## INSTRUCTIONS FOR THE TASK
Continue the article below on iron supplementation and growth in iron-deficient anemic schoolchildren, picking up after the last sentence of its abstract.

Official organ of the Association of Physiologist and Pharmacologists of India


Original Article
Volume 47 - No.1:January 2003 (index)

Indian J Physiol Pharmacol  2003;

Effect of Iron on Growth in Iron Deficient Anemic School Going Children


Department of Physiology,

University College of Medical Sciences &

Guru Teg Bahadur Hospital,

Dilshad Garden, Delhi - 110 095


(Received on September 25, 2001


Abstract : Iron deficiency anemia (IDA) in children has been associated with retardation in growth and the cognitive development.  In the ongoing study on the effects of IDA in school going children, the effects on anthropometric parameters such as height (Ht), Weight (Wt), head circumference (HC), body mass index (BMI) and the mid arm circumference (MAC) were studied along with the hematological parameters such as hemoglobin (Hb), hematocrit (Hct), MCV, MCH, serum iron (SI), total iron binding capacity (TIBC) and % saturation.  The pre-supplementation values of all these parameters were taken in anemic and control groups of girls and boys.  After deworming all the children with albendazole (400 mg ), the anemic group was put on iron supplementation (Ferrous iron 3-4 mg/ kg body weight/day) along with vitamin C (100 mg OD) and the control children were given vitamin C (100 mg OD), for 90 days.  Pre-supplementation values of IDA children were significantly lower for MAC and HC in girls and for Ht and MAC in boys, when compared to the control group.  After the therapy both the groups of girls showed improvement in the hematological parameters though it was greater in the anemic girls.  Ht and Wt of both groups also improved significantly but the anemic girls showed increase in BMI also. Both the control and anemic boys showed gain in weight.  Post therapy, improvement in hematological parameters for both the anemic girls and boys were greater than their respective control groups.  The MAC value for anemic girls were in the control range but those of anemic boys remained lesser than the control boys.  So, it can be concluded from the present study that the IDA children lagged behind the control children in terms of anthropometric parameters and they benefited relatively more in terms of anthropometric improvement and hematological improvement after iron supplementation.

## PROVIDED INFORMATION
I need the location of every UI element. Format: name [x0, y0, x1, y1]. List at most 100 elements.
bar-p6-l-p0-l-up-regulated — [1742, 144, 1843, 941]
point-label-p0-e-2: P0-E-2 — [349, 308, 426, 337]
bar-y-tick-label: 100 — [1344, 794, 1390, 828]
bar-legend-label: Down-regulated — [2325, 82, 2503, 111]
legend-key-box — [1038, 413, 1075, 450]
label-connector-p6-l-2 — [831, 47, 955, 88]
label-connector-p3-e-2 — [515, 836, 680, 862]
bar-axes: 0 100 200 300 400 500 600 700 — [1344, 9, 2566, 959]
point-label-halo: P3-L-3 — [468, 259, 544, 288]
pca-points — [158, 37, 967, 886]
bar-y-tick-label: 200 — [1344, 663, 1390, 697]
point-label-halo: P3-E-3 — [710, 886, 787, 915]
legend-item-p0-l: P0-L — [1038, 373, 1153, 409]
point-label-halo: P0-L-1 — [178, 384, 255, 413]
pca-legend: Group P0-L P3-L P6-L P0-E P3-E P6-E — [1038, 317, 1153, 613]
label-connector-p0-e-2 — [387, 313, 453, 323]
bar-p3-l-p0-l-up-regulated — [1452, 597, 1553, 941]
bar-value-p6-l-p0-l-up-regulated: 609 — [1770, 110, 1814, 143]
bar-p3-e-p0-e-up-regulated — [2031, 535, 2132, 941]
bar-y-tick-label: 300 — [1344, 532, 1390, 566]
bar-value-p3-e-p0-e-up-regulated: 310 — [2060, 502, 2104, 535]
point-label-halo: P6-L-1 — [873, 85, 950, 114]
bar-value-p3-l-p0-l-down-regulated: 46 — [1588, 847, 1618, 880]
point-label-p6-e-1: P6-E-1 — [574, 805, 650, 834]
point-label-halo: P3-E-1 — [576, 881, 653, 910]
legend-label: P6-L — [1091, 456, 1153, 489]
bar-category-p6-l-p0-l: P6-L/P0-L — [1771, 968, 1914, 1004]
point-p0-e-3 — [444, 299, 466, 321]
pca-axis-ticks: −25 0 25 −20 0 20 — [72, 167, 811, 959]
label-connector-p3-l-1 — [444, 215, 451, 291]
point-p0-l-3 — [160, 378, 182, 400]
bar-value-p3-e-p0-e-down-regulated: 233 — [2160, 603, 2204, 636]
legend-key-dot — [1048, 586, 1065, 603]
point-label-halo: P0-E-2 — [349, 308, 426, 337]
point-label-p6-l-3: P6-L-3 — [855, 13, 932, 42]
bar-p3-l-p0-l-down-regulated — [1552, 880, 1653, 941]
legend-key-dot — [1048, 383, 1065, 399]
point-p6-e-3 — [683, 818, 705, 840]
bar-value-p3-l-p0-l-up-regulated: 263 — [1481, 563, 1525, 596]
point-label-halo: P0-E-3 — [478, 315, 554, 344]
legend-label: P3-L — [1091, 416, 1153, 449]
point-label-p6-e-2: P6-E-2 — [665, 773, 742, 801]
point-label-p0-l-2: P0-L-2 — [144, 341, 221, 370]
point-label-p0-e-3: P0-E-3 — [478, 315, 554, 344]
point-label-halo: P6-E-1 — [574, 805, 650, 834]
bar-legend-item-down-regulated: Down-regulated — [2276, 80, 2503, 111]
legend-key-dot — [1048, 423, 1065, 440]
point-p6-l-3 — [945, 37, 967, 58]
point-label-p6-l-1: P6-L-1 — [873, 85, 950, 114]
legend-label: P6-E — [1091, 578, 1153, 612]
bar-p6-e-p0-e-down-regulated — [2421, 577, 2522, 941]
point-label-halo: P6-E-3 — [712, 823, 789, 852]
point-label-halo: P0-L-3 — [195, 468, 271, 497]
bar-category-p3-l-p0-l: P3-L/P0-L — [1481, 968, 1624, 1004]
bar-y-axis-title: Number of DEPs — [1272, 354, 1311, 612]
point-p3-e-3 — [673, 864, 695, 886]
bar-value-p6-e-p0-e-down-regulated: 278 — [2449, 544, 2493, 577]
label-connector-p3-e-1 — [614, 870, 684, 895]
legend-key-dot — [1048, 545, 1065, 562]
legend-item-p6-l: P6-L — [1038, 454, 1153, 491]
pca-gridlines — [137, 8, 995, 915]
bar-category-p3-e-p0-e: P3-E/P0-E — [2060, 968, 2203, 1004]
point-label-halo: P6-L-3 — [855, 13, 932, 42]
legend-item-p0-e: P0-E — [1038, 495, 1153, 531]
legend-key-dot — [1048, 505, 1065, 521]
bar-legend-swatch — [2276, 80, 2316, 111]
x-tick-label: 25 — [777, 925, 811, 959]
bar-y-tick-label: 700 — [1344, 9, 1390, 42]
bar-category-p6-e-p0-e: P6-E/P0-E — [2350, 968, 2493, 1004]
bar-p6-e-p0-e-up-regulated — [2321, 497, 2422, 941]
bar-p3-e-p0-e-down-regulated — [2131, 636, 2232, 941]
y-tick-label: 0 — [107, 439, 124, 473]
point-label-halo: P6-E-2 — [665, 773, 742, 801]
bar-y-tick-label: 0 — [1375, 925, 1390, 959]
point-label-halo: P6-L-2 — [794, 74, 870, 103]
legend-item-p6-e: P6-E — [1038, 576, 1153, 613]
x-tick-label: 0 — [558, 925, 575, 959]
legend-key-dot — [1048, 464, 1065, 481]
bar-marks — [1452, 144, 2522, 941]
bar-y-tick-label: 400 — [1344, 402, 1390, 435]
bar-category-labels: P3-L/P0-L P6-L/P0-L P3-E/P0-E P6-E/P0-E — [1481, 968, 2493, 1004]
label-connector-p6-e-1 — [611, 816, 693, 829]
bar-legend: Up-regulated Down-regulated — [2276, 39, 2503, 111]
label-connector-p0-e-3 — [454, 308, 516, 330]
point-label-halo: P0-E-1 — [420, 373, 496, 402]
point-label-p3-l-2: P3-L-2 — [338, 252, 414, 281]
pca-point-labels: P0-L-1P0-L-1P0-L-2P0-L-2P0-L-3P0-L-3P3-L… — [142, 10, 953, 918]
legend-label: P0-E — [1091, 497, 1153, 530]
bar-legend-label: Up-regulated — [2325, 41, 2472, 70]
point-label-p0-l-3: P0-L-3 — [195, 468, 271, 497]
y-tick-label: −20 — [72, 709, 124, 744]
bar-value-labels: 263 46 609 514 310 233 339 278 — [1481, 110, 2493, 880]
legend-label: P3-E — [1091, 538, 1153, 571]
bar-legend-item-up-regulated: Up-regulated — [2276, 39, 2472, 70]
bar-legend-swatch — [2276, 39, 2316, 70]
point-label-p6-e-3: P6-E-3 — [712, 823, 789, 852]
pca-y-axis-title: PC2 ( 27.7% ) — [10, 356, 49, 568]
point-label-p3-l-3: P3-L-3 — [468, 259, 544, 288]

## ANSWER TO THIS EXERCISE
Key words : iron deficiency, anemia, anthropometry, school children, iron supplementation





Anemia has been described as a major health problem in the developing countries (1). In Indian children, a high prevalence of anemia varying from 27% to 90% has been reported in different studies (2, 3), with iron deficiency anemia (IDA) being the most common cause (4).  Several studies in the past and more recently have reported an impairment of physical growth in children suffering from IDA (5, 6, 7).  Kwik-Urbe et al (8) have also shown reduction of body weight in iron deficient rats.

The detrimental effects of IDA on physical growth have been attributed to poor appetite, altered endocrinological profile and neurotransmitter metabolism consequent to iron deficiency.  The appetite is seen to decrease in IDA independently of plasma leptin levels (9), but improves with iron supplementation (10).  IDA has been compared to stress, and in IDA plasma norepinephrine as well as urinary excretion of epinephrine and norepinephrine are increased (11).  An elevated cortisol and parathormone level along with altered metabolism of calcium, phosphorus and magnesium has also been observed (12). The effects of IDA on physical growth have been shown to be resistant even to the administration of growth hormone (13).

The thyroid gland metabolism is also affected (14) with impaired thermoregulation (15) and a hyperadrenergic state is seen in hypothyroid individuals suffering from iron deficiency (16).  In our ongoing study on IDA and its effect on physical and mental growth in school children belonging to a low socioeconomic strata of the society, the anthropometric and the cognitive parameters were studied. Here we are reporting the findings of anthropometric parameters studied together with the effect of 90 days of iron supplementation on them.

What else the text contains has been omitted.